**Records from a collection**
□ □ □ □

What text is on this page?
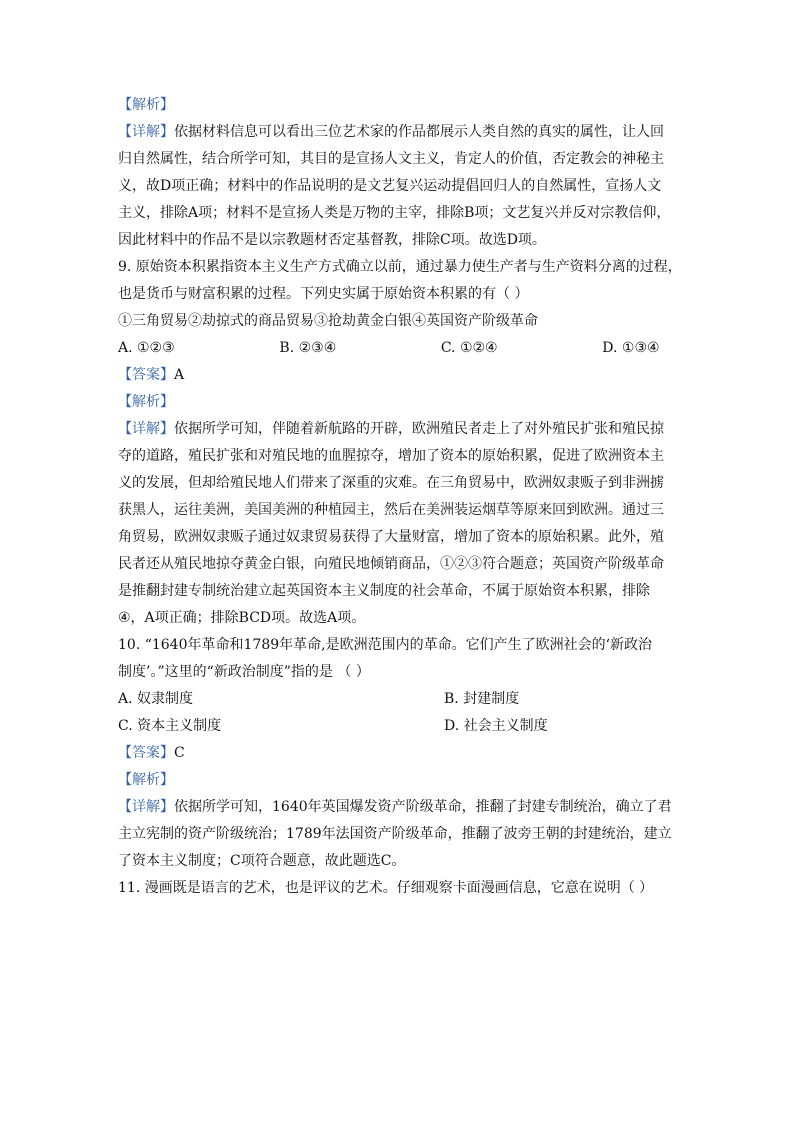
【解析】
【详解】依据材料信息可以看出三位艺术家的作品都展示人类自然的真实的属性，让人回
归自然属性，结合所学可知，其目的是宣扬人文主义，肯定人的价值，否定教会的神秘主
义，故D项正确；材料中的作品说明的是文艺复兴运动提倡回归人的自然属性，宣扬人文
主义，排除A项；材料不是宣扬人类是万物的主宰，排除B项；文艺复兴并反对宗教信仰，
因此材料中的作品不是以宗教题材否定基督教，排除C项。故选D项。
9. 原始资本积累指资本主义生产方式确立以前，通过暴力使生产者与生产资料分离的过程，
也是货币与财富积累的过程。下列史实属于原始资本积累的有（ ）
①三角贸易②劫掠式的商品贸易③抢劫黄金白银④英国资产阶级革命
A. ①②③	B. ②③④	C. ①②④	D. ①③④
【答案】A
【解析】
【详解】依据所学可知，伴随着新航路的开辟，欧洲殖民者走上了对外殖民扩张和殖民掠
夺的道路，殖民扩张和对殖民地的血腥掠夺，增加了资本的原始积累，促进了欧洲资本主
义的发展，但却给殖民地人们带来了深重的灾难。在三角贸易中，欧洲奴隶贩子到非洲掳
获黑人，运往美洲，美国美洲的种植园主，然后在美洲装运烟草等原来回到欧洲。通过三
角贸易，欧洲奴隶贩子通过奴隶贸易获得了大量财富，增加了资本的原始积累。此外，殖
民者还从殖民地掠夺黄金白银，向殖民地倾销商品，①②③符合题意；英国资产阶级革命
是推翻封建专制统治建立起英国资本主义制度的社会革命，不属于原始资本积累，排除
④，A项正确；排除BCD项。故选A项。
10. “1640年革命和1789年革命,是欧洲范围内的革命。它们产生了欧洲社会的‘新政治
制度’。”这里的“新政治制度”指的是 （ ）
A. 奴隶制度	B. 封建制度
C. 资本主义制度	D. 社会主义制度
【答案】C
【解析】
【详解】依据所学可知，1640年英国爆发资产阶级革命，推翻了封建专制统治，确立了君
主立宪制的资产阶级统治；1789年法国资产阶级革命，推翻了波旁王朝的封建统治，建立
了资本主义制度；C项符合题意，故此题选C。
11. 漫画既是语言的艺术，也是评议的艺术。仔细观察卡面漫画信息，它意在说明（ ）
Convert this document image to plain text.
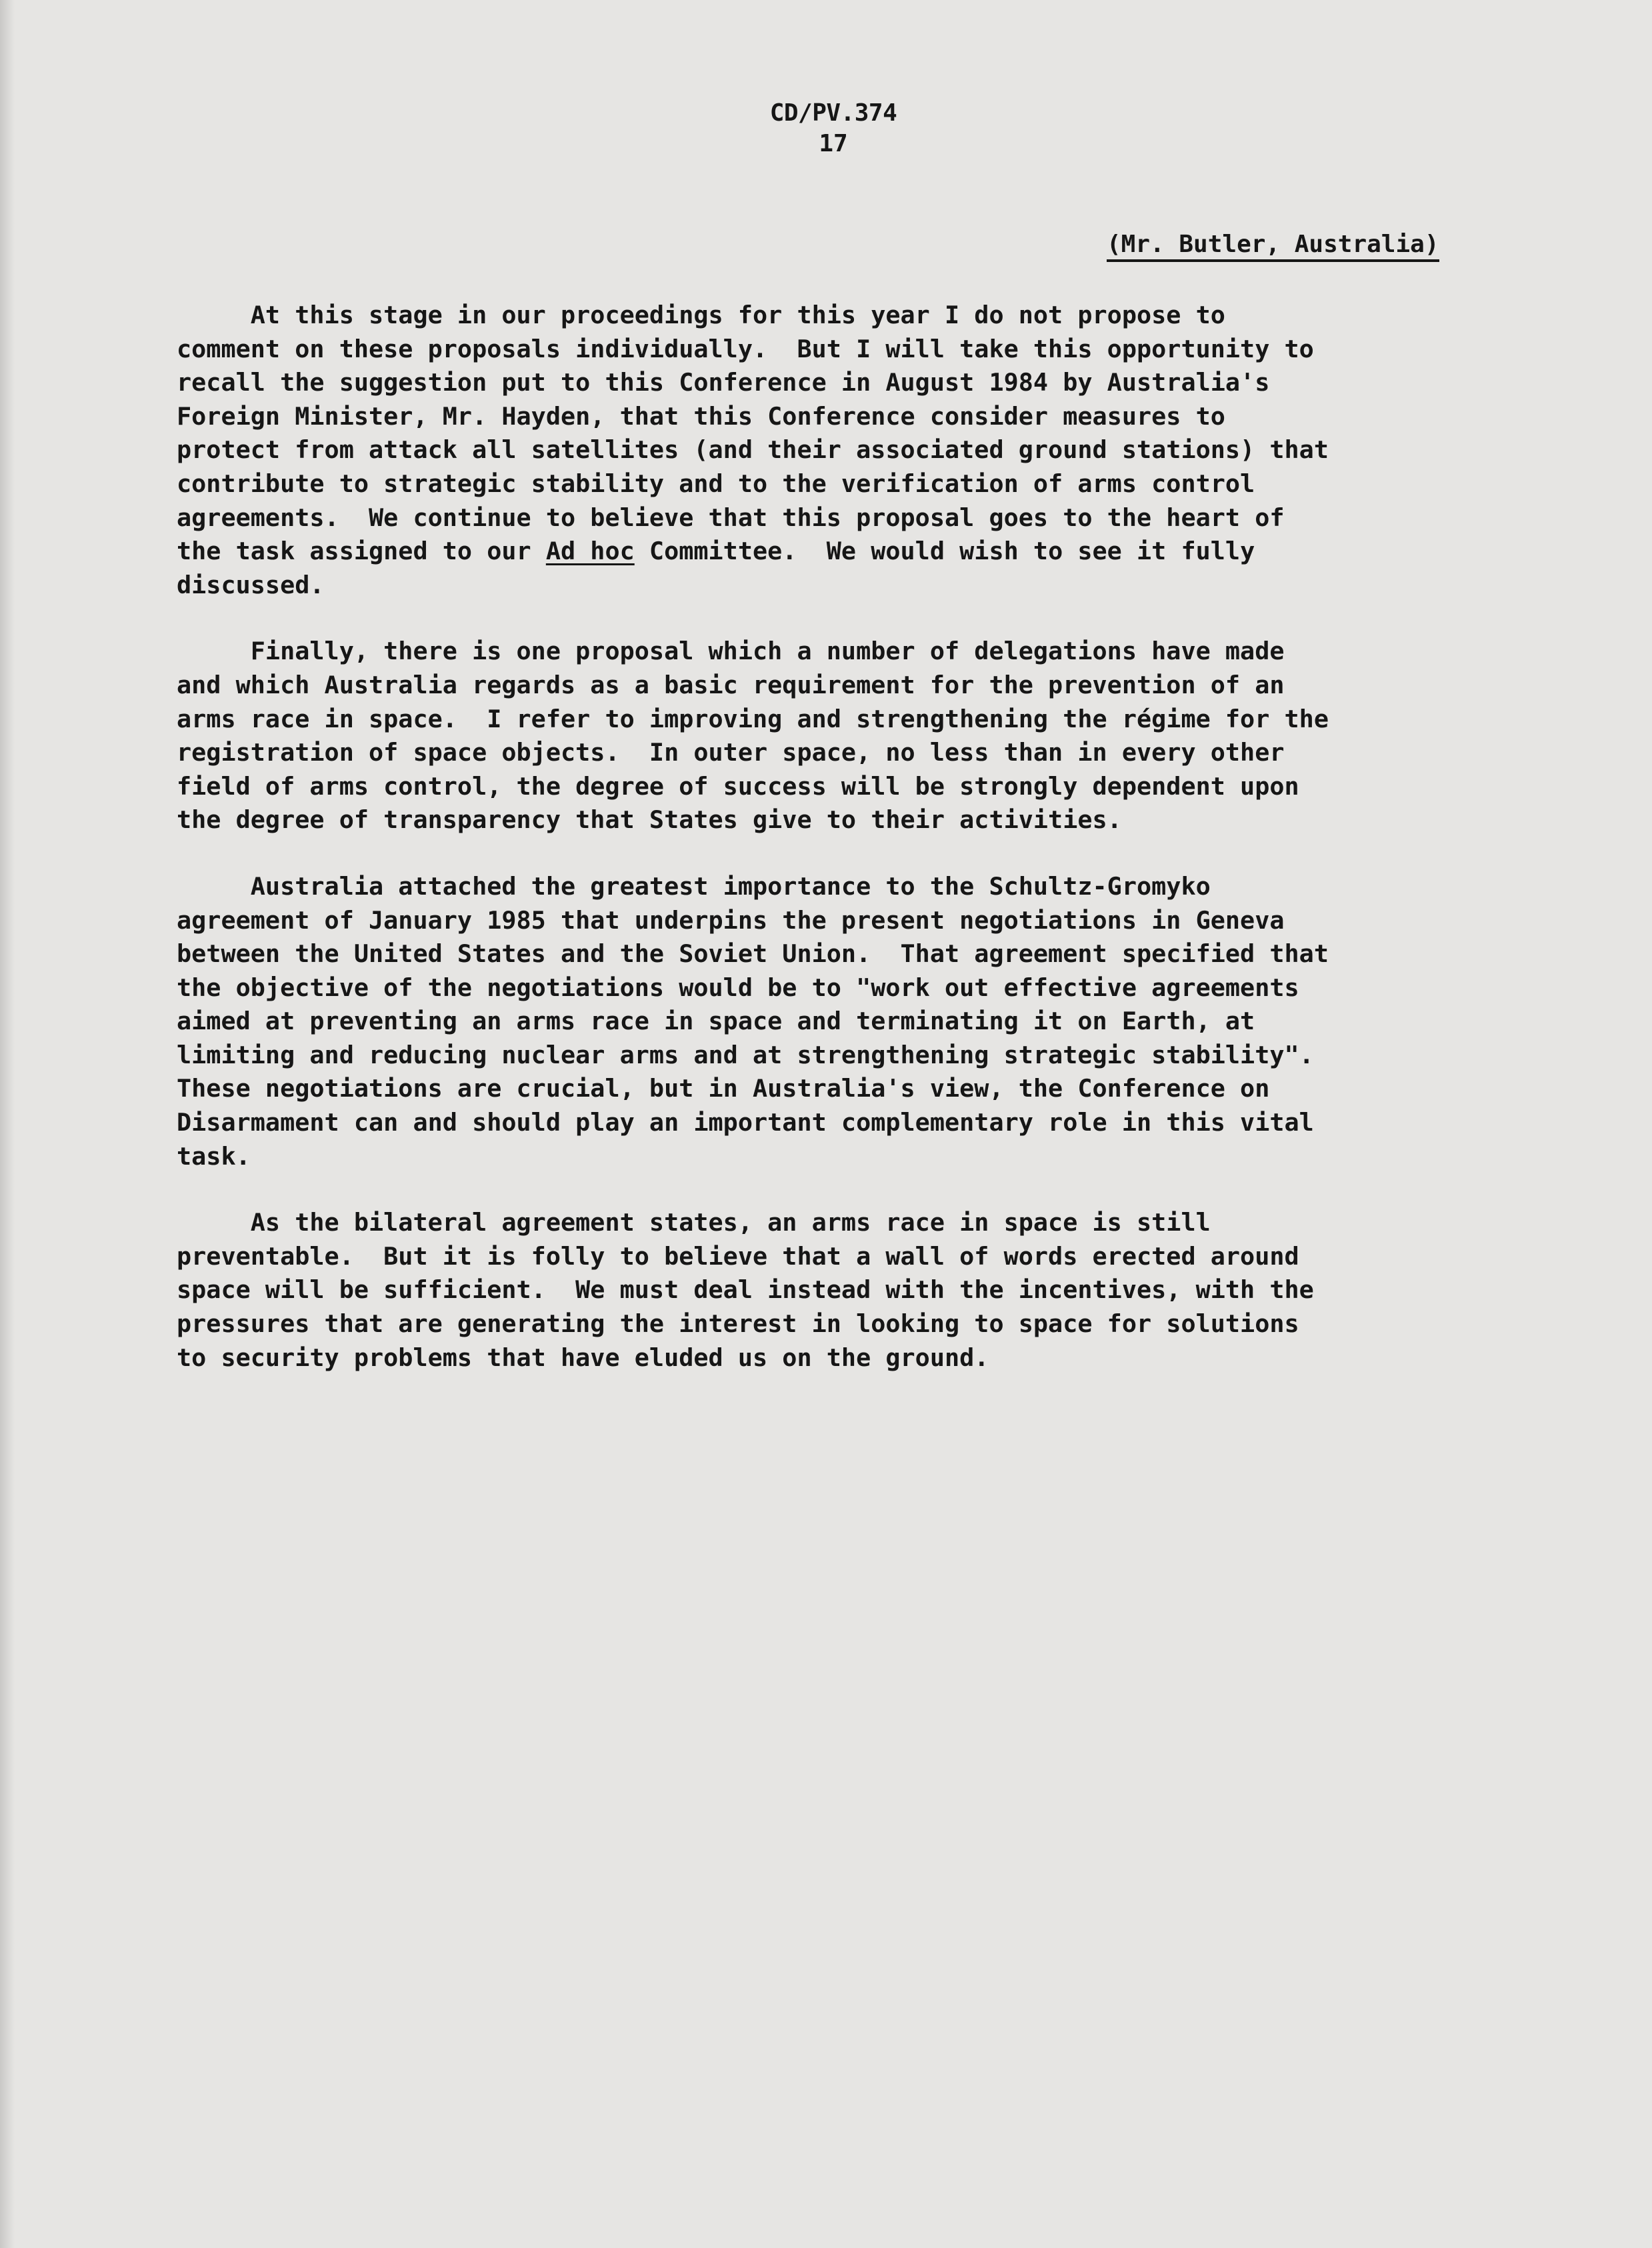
CD/PV.374
17
(Mr. Butler, Australia)
At this stage in our proceedings for this year I do not propose to
comment on these proposals individually.  But I will take this opportunity to
recall the suggestion put to this Conference in August 1984 by Australia's
Foreign Minister, Mr. Hayden, that this Conference consider measures to
protect from attack all satellites (and their associated ground stations) that
contribute to strategic stability and to the verification of arms control
agreements.  We continue to believe that this proposal goes to the heart of
the task assigned to our Ad hoc Committee.  We would wish to see it fully
discussed.
Finally, there is one proposal which a number of delegations have made
and which Australia regards as a basic requirement for the prevention of an
arms race in space.  I refer to improving and strengthening the régime for the
registration of space objects.  In outer space, no less than in every other
field of arms control, the degree of success will be strongly dependent upon
the degree of transparency that States give to their activities.
Australia attached the greatest importance to the Schultz-Gromyko
agreement of January 1985 that underpins the present negotiations in Geneva
between the United States and the Soviet Union.  That agreement specified that
the objective of the negotiations would be to "work out effective agreements
aimed at preventing an arms race in space and terminating it on Earth, at
limiting and reducing nuclear arms and at strengthening strategic stability".
These negotiations are crucial, but in Australia's view, the Conference on
Disarmament can and should play an important complementary role in this vital
task.
As the bilateral agreement states, an arms race in space is still
preventable.  But it is folly to believe that a wall of words erected around
space will be sufficient.  We must deal instead with the incentives, with the
pressures that are generating the interest in looking to space for solutions
to security problems that have eluded us on the ground.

□ □ □ □

**SHORT EXERCISE**
Copy each line of the data that contains the word "ground".

**SOLUTION TO THIS TASK**
protect from attack all satellites (and their associated ground stations) that
to security problems that have eluded us on the ground.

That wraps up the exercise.